# Task inputs start

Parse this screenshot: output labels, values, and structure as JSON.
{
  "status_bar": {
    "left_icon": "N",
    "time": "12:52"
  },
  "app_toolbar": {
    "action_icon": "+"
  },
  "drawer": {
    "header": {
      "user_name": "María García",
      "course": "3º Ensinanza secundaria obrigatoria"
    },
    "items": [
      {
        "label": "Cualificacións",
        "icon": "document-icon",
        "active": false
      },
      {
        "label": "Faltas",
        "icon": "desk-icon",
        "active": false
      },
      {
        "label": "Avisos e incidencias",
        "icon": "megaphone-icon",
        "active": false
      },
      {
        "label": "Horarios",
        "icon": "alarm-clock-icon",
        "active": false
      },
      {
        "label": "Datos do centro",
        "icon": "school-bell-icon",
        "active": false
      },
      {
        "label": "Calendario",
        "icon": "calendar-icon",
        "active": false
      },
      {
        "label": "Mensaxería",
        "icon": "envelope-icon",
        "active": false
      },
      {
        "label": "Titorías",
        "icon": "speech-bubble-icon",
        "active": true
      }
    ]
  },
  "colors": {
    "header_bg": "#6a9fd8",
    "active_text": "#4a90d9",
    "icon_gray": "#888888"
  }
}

# Task inputs end

- _What is needed_
Exactly as written above, please repeat the entries.

- _Correct output_
Parse this screenshot: output labels, values, and structure as JSON.
{
  "status_bar": {
    "left_icon": "N",
    "time": "12:52"
  },
  "app_toolbar": {
    "action_icon": "+"
  },
  "drawer": {
    "header": {
      "user_name": "María García",
      "course": "3º Ensinanza secundaria obrigatoria"
    },
    "items": [
      {
        "label": "Cualificacións",
        "icon": "document-icon",
        "active": false
      },
      {
        "label": "Faltas",
        "icon": "desk-icon",
        "active": false
      },
      {
        "label": "Avisos e incidencias",
        "icon": "megaphone-icon",
        "active": false
      },
      {
        "label": "Horarios",
        "icon": "alarm-clock-icon",
        "active": false
      },
      {
        "label": "Datos do centro",
        "icon": "school-bell-icon",
        "active": false
      },
      {
        "label": "Calendario",
        "icon": "calendar-icon",
        "active": false
      },
      {
        "label": "Mensaxería",
        "icon": "envelope-icon",
        "active": false
      },
      {
        "label": "Titorías",
        "icon": "speech-bubble-icon",
        "active": true
      }
    ]
  },
  "colors": {
    "header_bg": "#6a9fd8",
    "active_text": "#4a90d9",
    "icon_gray": "#888888"
  }
}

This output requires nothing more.